_Written request_.
Pull every line with the word "afirmació" out of the entries below.
[begin Material for this exercise]
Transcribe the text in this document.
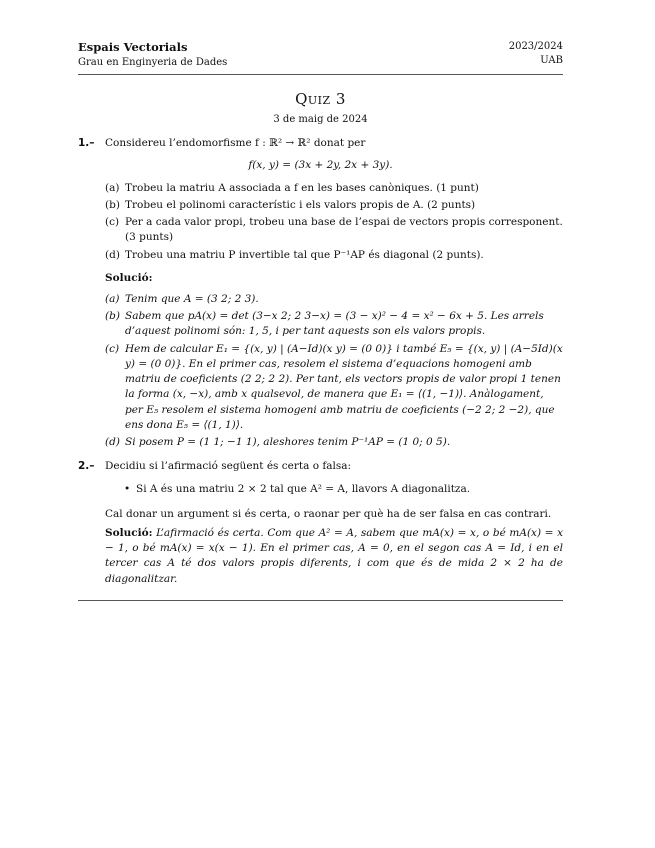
Espais Vectorials
Grau en Enginyeria de Dades
2023/2024
UAB
Quiz 3
3 de maig de 2024
1.– Considereu l’endomorfisme f : ℝ² → ℝ² donat per
f(x, y) = (3x + 2y, 2x + 3y).
(a) Trobeu la matriu A associada a f en les bases canòniques. (1 punt)
(b) Trobeu el polinomi característic i els valors propis de A. (2 punts)
(c) Per a cada valor propi, trobeu una base de l’espai de vectors propis corresponent. (3 punts)
(d) Trobeu una matriu P invertible tal que P⁻¹AP és diagonal (2 punts).
Solució:
(a) Tenim que A = (3 2; 2 3).
(b) Sabem que pA(x) = det (3−x 2; 2 3−x) = (3 − x)² − 4 = x² − 6x + 5. Les arrels d’aquest polinomi són: 1, 5, i per tant aquests son els valors propis.
(c) Hem de calcular E₁ = {(x, y) | (A−Id)(x y) = (0 0)} i també E₅ = {(x, y) | (A−5Id)(x y) = (0 0)}. En el primer cas, resolem el sistema d’equacions homogeni amb matriu de coeficients (2 2; 2 2). Per tant, els vectors propis de valor propi 1 tenen la forma (x, −x), amb x qualsevol, de manera que E₁ = ⟨(1, −1)⟩. Anàlogament, per E₅ resolem el sistema homogeni amb matriu de coeficients (−2 2; 2 −2), que ens dona E₅ = ⟨(1, 1)⟩.
(d) Si posem P = (1 1; −1 1), aleshores tenim P⁻¹AP = (1 0; 0 5).
2.– Decidiu si l’afirmació següent és certa o falsa:
• Si A és una matriu 2 × 2 tal que A² = A, llavors A diagonalitza.
Cal donar un argument si és certa, o raonar per què ha de ser falsa en cas contrari.
Solució: L’afirmació és certa. Com que A² = A, sabem que mA(x) = x, o bé mA(x) = x − 1, o bé mA(x) = x(x − 1). En el primer cas, A = 0, en el segon cas A = Id, i en el tercer cas A té dos valors propis diferents, i com que és de mida 2 × 2 ha de diagonalitzar.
[end Material for this exercise]
_Result of the task_.
2.– Decidiu si l’afirmació següent és certa o falsa:
Solució: L’afirmació és certa. Com que A² = A, sabem que mA(x) = x, o bé mA(x) = x − 1, o bé mA(x) = x(x − 1). En el primer cas, A = 0, en el segon cas A = Id, i en el tercer cas A té dos valors propis diferents, i com que és de mida 2 × 2 ha de diagonalitzar.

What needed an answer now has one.